**Task statement**
Where a line holds the word "PASAPALABRA", copy it from the records.

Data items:
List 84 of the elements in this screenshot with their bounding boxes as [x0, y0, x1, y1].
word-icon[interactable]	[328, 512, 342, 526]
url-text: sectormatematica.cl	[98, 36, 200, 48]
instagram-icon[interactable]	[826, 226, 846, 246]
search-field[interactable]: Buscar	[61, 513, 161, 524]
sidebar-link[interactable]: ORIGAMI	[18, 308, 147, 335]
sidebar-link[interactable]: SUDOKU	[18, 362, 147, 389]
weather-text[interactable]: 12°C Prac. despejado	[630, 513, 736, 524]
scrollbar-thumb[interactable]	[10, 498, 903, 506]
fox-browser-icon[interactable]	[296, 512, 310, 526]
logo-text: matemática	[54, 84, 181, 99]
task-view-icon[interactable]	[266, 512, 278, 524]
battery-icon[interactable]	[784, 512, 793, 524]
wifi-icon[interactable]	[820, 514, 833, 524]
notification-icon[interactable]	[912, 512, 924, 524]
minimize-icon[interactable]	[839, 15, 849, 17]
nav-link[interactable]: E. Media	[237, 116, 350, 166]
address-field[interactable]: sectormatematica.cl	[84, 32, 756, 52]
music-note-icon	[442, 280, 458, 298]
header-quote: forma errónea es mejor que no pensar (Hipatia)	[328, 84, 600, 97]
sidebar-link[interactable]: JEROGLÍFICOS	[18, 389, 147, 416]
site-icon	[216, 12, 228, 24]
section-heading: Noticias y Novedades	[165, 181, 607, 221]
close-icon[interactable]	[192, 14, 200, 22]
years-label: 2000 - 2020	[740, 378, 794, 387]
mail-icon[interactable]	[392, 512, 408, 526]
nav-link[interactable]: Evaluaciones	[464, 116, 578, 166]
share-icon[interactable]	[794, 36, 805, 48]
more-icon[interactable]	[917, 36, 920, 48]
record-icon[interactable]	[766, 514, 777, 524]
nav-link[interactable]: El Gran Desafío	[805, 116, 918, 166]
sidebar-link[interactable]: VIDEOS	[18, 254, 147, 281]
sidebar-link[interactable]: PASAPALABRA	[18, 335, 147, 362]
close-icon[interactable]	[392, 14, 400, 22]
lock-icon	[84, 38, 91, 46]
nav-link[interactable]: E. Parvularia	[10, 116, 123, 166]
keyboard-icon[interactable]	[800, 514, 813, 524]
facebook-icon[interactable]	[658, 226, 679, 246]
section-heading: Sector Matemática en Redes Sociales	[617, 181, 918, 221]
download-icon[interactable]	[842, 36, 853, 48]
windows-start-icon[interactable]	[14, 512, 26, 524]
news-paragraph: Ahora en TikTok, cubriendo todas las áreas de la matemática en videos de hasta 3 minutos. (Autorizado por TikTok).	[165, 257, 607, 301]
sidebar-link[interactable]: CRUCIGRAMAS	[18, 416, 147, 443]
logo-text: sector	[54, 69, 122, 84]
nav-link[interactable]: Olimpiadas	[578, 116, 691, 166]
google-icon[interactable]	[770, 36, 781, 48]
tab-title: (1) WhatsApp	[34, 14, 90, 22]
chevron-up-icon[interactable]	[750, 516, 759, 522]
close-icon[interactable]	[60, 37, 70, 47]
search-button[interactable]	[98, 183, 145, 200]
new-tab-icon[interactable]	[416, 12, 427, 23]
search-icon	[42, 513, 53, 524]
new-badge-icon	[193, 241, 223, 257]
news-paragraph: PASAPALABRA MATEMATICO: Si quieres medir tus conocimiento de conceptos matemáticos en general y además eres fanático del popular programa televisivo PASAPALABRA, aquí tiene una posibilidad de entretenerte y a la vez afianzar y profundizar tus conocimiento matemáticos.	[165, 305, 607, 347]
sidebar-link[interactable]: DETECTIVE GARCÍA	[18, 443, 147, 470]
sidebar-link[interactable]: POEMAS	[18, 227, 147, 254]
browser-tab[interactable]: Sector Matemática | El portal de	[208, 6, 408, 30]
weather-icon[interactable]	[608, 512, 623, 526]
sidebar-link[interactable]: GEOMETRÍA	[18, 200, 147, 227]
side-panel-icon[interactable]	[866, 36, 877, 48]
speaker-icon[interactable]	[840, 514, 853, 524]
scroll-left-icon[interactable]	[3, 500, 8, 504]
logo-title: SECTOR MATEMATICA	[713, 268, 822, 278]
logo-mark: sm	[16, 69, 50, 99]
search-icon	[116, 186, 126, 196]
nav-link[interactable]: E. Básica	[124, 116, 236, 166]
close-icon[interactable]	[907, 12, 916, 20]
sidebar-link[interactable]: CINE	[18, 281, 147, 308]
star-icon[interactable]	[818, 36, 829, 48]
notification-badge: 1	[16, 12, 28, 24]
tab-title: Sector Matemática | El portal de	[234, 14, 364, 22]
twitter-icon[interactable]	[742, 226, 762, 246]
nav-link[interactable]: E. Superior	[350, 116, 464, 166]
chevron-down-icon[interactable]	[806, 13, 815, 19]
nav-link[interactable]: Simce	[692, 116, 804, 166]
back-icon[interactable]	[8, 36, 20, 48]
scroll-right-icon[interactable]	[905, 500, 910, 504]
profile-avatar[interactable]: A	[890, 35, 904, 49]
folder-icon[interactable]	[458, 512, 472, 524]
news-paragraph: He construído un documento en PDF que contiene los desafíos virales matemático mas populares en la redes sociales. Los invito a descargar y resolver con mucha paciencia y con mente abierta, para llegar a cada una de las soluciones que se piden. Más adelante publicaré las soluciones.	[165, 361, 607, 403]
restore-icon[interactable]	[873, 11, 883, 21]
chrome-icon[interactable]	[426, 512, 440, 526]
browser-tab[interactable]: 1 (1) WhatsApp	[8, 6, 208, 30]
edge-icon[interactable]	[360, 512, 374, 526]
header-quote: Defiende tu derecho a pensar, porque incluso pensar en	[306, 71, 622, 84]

**Task result**
sidebar-link[interactable]: PASAPALABRA	[18, 335, 147, 362]
news-paragraph: PASAPALABRA MATEMATICO: Si quieres medir tus conocimiento de conceptos matemáticos en general y además eres fanático del popular programa televisivo PASAPALABRA, aquí tiene una posibilidad de entretenerte y a la vez afianzar y profundizar tus conocimiento matemáticos.	[165, 305, 607, 347]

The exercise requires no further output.